Problem to solve:
Filter this material down to the lines that hold "Chương", copying each one.

Dataset content:
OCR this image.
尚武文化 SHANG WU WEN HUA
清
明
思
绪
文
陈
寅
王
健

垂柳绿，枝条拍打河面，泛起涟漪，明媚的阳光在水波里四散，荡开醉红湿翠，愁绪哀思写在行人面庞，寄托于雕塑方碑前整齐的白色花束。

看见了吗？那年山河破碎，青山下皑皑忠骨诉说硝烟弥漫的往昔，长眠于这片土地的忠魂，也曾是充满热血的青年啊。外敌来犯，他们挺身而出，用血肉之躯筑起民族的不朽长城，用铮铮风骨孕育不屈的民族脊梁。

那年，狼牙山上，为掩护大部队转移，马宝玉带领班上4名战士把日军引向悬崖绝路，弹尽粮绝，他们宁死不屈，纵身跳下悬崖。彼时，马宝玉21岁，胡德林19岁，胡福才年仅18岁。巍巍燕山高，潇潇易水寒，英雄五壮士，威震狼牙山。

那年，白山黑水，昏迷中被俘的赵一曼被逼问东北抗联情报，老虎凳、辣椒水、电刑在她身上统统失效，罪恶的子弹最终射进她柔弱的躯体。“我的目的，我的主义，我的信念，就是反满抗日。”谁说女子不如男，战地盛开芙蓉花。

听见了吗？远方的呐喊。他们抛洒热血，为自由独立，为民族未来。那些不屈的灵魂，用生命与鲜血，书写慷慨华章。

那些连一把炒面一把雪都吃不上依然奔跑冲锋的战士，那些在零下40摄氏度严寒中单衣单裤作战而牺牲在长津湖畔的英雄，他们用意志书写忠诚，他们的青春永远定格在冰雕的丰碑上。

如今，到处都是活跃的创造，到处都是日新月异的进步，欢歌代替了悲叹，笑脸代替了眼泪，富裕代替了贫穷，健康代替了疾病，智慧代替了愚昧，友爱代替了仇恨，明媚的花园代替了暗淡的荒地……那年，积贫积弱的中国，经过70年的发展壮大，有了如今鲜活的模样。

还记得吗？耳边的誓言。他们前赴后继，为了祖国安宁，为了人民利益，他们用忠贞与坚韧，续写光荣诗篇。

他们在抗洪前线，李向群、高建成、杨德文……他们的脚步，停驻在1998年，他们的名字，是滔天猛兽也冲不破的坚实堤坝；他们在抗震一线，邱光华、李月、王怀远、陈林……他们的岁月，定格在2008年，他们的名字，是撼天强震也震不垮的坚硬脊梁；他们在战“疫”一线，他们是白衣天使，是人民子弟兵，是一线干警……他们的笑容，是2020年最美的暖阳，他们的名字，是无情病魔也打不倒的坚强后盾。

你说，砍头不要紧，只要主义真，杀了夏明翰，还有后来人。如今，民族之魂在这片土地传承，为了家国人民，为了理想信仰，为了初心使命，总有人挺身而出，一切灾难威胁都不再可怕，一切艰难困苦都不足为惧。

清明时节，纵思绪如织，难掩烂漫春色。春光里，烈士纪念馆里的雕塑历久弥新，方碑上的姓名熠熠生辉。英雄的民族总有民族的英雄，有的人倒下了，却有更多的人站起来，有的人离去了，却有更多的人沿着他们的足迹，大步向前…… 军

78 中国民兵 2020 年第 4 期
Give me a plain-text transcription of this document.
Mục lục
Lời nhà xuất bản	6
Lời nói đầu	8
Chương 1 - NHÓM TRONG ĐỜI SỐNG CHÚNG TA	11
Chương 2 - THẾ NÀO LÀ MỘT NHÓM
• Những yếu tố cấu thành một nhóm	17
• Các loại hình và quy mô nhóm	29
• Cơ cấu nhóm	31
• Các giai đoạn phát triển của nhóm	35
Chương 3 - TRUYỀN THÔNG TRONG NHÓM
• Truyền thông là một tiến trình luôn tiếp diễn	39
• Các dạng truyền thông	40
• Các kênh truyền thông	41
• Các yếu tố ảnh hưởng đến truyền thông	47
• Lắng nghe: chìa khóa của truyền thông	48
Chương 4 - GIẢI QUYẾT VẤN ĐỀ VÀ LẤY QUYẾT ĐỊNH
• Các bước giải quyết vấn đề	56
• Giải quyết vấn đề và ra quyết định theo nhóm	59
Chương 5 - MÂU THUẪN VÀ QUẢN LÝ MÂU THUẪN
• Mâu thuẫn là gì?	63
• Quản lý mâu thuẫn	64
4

Completed exercise:
Chương 1 - NHÓM TRONG ĐỜI SỐNG CHÚNG TA	11
Chương 2 - THẾ NÀO LÀ MỘT NHÓM
Chương 3 - TRUYỀN THÔNG TRONG NHÓM
Chương 4 - GIẢI QUYẾT VẤN ĐỀ VÀ LẤY QUYẾT ĐỊNH
Chương 5 - MÂU THUẪN VÀ QUẢN LÝ MÂU THUẪN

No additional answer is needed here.